*PROBLEM DETAILS*
Please write the listing below out again exactly, leaving every picture behind.
────
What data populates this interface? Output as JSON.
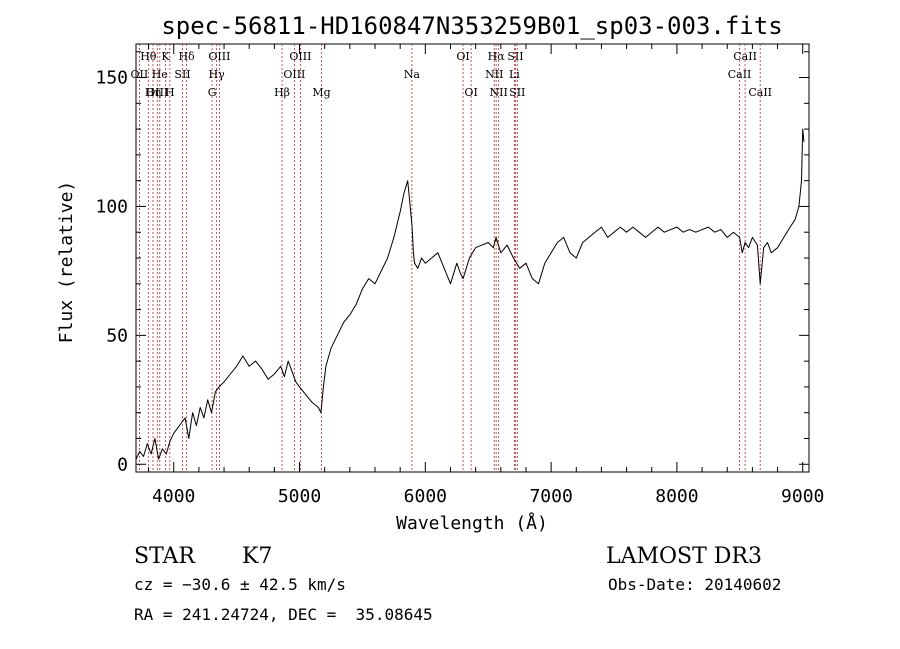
{
  "chart_data": {
    "type": "line",
    "title": "spec-56811-HD160847N353259B01_sp03-003.fits",
    "xlabel": "Wavelength (Å)",
    "ylabel": "Flux (relative)",
    "xlim": [
      3700,
      9050
    ],
    "ylim": [
      -3,
      163
    ],
    "x_ticks": [
      4000,
      5000,
      6000,
      7000,
      8000,
      9000
    ],
    "y_ticks": [
      0,
      50,
      100,
      150
    ],
    "grid": false,
    "series": [
      {
        "x": [
          3700,
          3730,
          3760,
          3790,
          3820,
          3850,
          3880,
          3910,
          3940,
          3970,
          4000,
          4030,
          4060,
          4090,
          4120,
          4150,
          4180,
          4210,
          4240,
          4270,
          4300,
          4330,
          4360,
          4400,
          4450,
          4500,
          4550,
          4600,
          4650,
          4700,
          4750,
          4800,
          4850,
          4880,
          4910,
          4940,
          4970,
          5000,
          5050,
          5100,
          5150,
          5170,
          5190,
          5210,
          5250,
          5300,
          5350,
          5400,
          5450,
          5500,
          5550,
          5600,
          5650,
          5700,
          5750,
          5800,
          5830,
          5860,
          5880,
          5895,
          5905,
          5915,
          5940,
          5970,
          6000,
          6050,
          6100,
          6150,
          6200,
          6250,
          6280,
          6300,
          6350,
          6400,
          6450,
          6500,
          6540,
          6563,
          6600,
          6650,
          6700,
          6750,
          6800,
          6850,
          6900,
          6950,
          7000,
          7050,
          7100,
          7150,
          7200,
          7250,
          7300,
          7350,
          7400,
          7450,
          7500,
          7550,
          7600,
          7650,
          7700,
          7750,
          7800,
          7850,
          7900,
          7950,
          8000,
          8050,
          8100,
          8150,
          8200,
          8250,
          8300,
          8350,
          8400,
          8450,
          8498,
          8520,
          8542,
          8570,
          8600,
          8640,
          8662,
          8690,
          8720,
          8750,
          8800,
          8850,
          8900,
          8940,
          8970,
          8990,
          9000,
          9010
        ],
        "y": [
          2,
          5,
          3,
          8,
          4,
          10,
          2,
          6,
          4,
          9,
          12,
          14,
          16,
          18,
          10,
          20,
          15,
          22,
          18,
          25,
          20,
          28,
          30,
          32,
          35,
          38,
          42,
          38,
          40,
          37,
          33,
          35,
          38,
          34,
          40,
          36,
          32,
          30,
          27,
          24,
          22,
          20,
          30,
          38,
          45,
          50,
          55,
          58,
          62,
          68,
          72,
          70,
          75,
          80,
          88,
          98,
          105,
          110,
          100,
          92,
          82,
          78,
          76,
          80,
          78,
          80,
          82,
          76,
          70,
          78,
          74,
          72,
          80,
          84,
          85,
          86,
          84,
          88,
          82,
          85,
          80,
          76,
          78,
          72,
          70,
          78,
          82,
          86,
          88,
          82,
          80,
          86,
          88,
          90,
          92,
          88,
          90,
          92,
          90,
          92,
          90,
          88,
          90,
          92,
          90,
          91,
          92,
          90,
          91,
          90,
          91,
          92,
          90,
          91,
          88,
          90,
          88,
          82,
          86,
          84,
          88,
          85,
          70,
          84,
          86,
          82,
          84,
          88,
          92,
          95,
          100,
          110,
          130,
          125
        ]
      }
    ],
    "spectral_lines": [
      {
        "label": "Hθ",
        "x": 3798,
        "row": 1
      },
      {
        "label": "OII",
        "x": 3727,
        "row": 2
      },
      {
        "label": "OIII",
        "x": 3869,
        "row": 3
      },
      {
        "label": "K",
        "x": 3934,
        "row": 1
      },
      {
        "label": "He",
        "x": 3889,
        "row": 2
      },
      {
        "label": "Hη",
        "x": 3835,
        "row": 3
      },
      {
        "label": "Hδ",
        "x": 4102,
        "row": 1
      },
      {
        "label": "SII",
        "x": 4070,
        "row": 2
      },
      {
        "label": "H",
        "x": 3969,
        "row": 3
      },
      {
        "label": "OIII",
        "x": 4363,
        "row": 1
      },
      {
        "label": "Hγ",
        "x": 4341,
        "row": 2
      },
      {
        "label": "G",
        "x": 4305,
        "row": 3
      },
      {
        "label": "OIII",
        "x": 5007,
        "row": 1
      },
      {
        "label": "OIII",
        "x": 4959,
        "row": 2
      },
      {
        "label": "Hβ",
        "x": 4861,
        "row": 3
      },
      {
        "label": "Mg",
        "x": 5175,
        "row": 3
      },
      {
        "label": "Na",
        "x": 5893,
        "row": 2
      },
      {
        "label": "OI",
        "x": 6300,
        "row": 1
      },
      {
        "label": "OI",
        "x": 6364,
        "row": 3
      },
      {
        "label": "Hα",
        "x": 6563,
        "row": 1
      },
      {
        "label": "SII",
        "x": 6717,
        "row": 1
      },
      {
        "label": "NII",
        "x": 6548,
        "row": 2
      },
      {
        "label": "Li",
        "x": 6708,
        "row": 2
      },
      {
        "label": "NII",
        "x": 6583,
        "row": 3
      },
      {
        "label": "SII",
        "x": 6731,
        "row": 3
      },
      {
        "label": "CaII",
        "x": 8542,
        "row": 1
      },
      {
        "label": "CaII",
        "x": 8498,
        "row": 2
      },
      {
        "label": "CaII",
        "x": 8662,
        "row": 3
      }
    ]
  },
  "info": {
    "object_class": "STAR",
    "subclass": "K7",
    "survey": "LAMOST DR3",
    "cz": "cz = −30.6 ± 42.5 km/s",
    "obs_date": "Obs-Date: 20140602",
    "coords": "RA = 241.24724, DEC =  35.08645"
  }
}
────
*RESULT OF THE EXERCISE*
What data populates this interface? Output as JSON.
{
  "chart_data": {
    "type": "line",
    "title": "spec-56811-HD160847N353259B01_sp03-003.fits",
    "xlabel": "Wavelength (Å)",
    "ylabel": "Flux (relative)",
    "xlim": [
      3700,
      9050
    ],
    "ylim": [
      -3,
      163
    ],
    "x_ticks": [
      4000,
      5000,
      6000,
      7000,
      8000,
      9000
    ],
    "y_ticks": [
      0,
      50,
      100,
      150
    ],
    "grid": false,
    "series": [
      {
        "x": [
          3700,
          3730,
          3760,
          3790,
          3820,
          3850,
          3880,
          3910,
          3940,
          3970,
          4000,
          4030,
          4060,
          4090,
          4120,
          4150,
          4180,
          4210,
          4240,
          4270,
          4300,
          4330,
          4360,
          4400,
          4450,
          4500,
          4550,
          4600,
          4650,
          4700,
          4750,
          4800,
          4850,
          4880,
          4910,
          4940,
          4970,
          5000,
          5050,
          5100,
          5150,
          5170,
          5190,
          5210,
          5250,
          5300,
          5350,
          5400,
          5450,
          5500,
          5550,
          5600,
          5650,
          5700,
          5750,
          5800,
          5830,
          5860,
          5880,
          5895,
          5905,
          5915,
          5940,
          5970,
          6000,
          6050,
          6100,
          6150,
          6200,
          6250,
          6280,
          6300,
          6350,
          6400,
          6450,
          6500,
          6540,
          6563,
          6600,
          6650,
          6700,
          6750,
          6800,
          6850,
          6900,
          6950,
          7000,
          7050,
          7100,
          7150,
          7200,
          7250,
          7300,
          7350,
          7400,
          7450,
          7500,
          7550,
          7600,
          7650,
          7700,
          7750,
          7800,
          7850,
          7900,
          7950,
          8000,
          8050,
          8100,
          8150,
          8200,
          8250,
          8300,
          8350,
          8400,
          8450,
          8498,
          8520,
          8542,
          8570,
          8600,
          8640,
          8662,
          8690,
          8720,
          8750,
          8800,
          8850,
          8900,
          8940,
          8970,
          8990,
          9000,
          9010
        ],
        "y": [
          2,
          5,
          3,
          8,
          4,
          10,
          2,
          6,
          4,
          9,
          12,
          14,
          16,
          18,
          10,
          20,
          15,
          22,
          18,
          25,
          20,
          28,
          30,
          32,
          35,
          38,
          42,
          38,
          40,
          37,
          33,
          35,
          38,
          34,
          40,
          36,
          32,
          30,
          27,
          24,
          22,
          20,
          30,
          38,
          45,
          50,
          55,
          58,
          62,
          68,
          72,
          70,
          75,
          80,
          88,
          98,
          105,
          110,
          100,
          92,
          82,
          78,
          76,
          80,
          78,
          80,
          82,
          76,
          70,
          78,
          74,
          72,
          80,
          84,
          85,
          86,
          84,
          88,
          82,
          85,
          80,
          76,
          78,
          72,
          70,
          78,
          82,
          86,
          88,
          82,
          80,
          86,
          88,
          90,
          92,
          88,
          90,
          92,
          90,
          92,
          90,
          88,
          90,
          92,
          90,
          91,
          92,
          90,
          91,
          90,
          91,
          92,
          90,
          91,
          88,
          90,
          88,
          82,
          86,
          84,
          88,
          85,
          70,
          84,
          86,
          82,
          84,
          88,
          92,
          95,
          100,
          110,
          130,
          125
        ]
      }
    ],
    "spectral_lines": [
      {
        "label": "Hθ",
        "x": 3798,
        "row": 1
      },
      {
        "label": "OII",
        "x": 3727,
        "row": 2
      },
      {
        "label": "OIII",
        "x": 3869,
        "row": 3
      },
      {
        "label": "K",
        "x": 3934,
        "row": 1
      },
      {
        "label": "He",
        "x": 3889,
        "row": 2
      },
      {
        "label": "Hη",
        "x": 3835,
        "row": 3
      },
      {
        "label": "Hδ",
        "x": 4102,
        "row": 1
      },
      {
        "label": "SII",
        "x": 4070,
        "row": 2
      },
      {
        "label": "H",
        "x": 3969,
        "row": 3
      },
      {
        "label": "OIII",
        "x": 4363,
        "row": 1
      },
      {
        "label": "Hγ",
        "x": 4341,
        "row": 2
      },
      {
        "label": "G",
        "x": 4305,
        "row": 3
      },
      {
        "label": "OIII",
        "x": 5007,
        "row": 1
      },
      {
        "label": "OIII",
        "x": 4959,
        "row": 2
      },
      {
        "label": "Hβ",
        "x": 4861,
        "row": 3
      },
      {
        "label": "Mg",
        "x": 5175,
        "row": 3
      },
      {
        "label": "Na",
        "x": 5893,
        "row": 2
      },
      {
        "label": "OI",
        "x": 6300,
        "row": 1
      },
      {
        "label": "OI",
        "x": 6364,
        "row": 3
      },
      {
        "label": "Hα",
        "x": 6563,
        "row": 1
      },
      {
        "label": "SII",
        "x": 6717,
        "row": 1
      },
      {
        "label": "NII",
        "x": 6548,
        "row": 2
      },
      {
        "label": "Li",
        "x": 6708,
        "row": 2
      },
      {
        "label": "NII",
        "x": 6583,
        "row": 3
      },
      {
        "label": "SII",
        "x": 6731,
        "row": 3
      },
      {
        "label": "CaII",
        "x": 8542,
        "row": 1
      },
      {
        "label": "CaII",
        "x": 8498,
        "row": 2
      },
      {
        "label": "CaII",
        "x": 8662,
        "row": 3
      }
    ]
  },
  "info": {
    "object_class": "STAR",
    "subclass": "K7",
    "survey": "LAMOST DR3",
    "cz": "cz = −30.6 ± 42.5 km/s",
    "obs_date": "Obs-Date: 20140602",
    "coords": "RA = 241.24724, DEC =  35.08645"
  }
}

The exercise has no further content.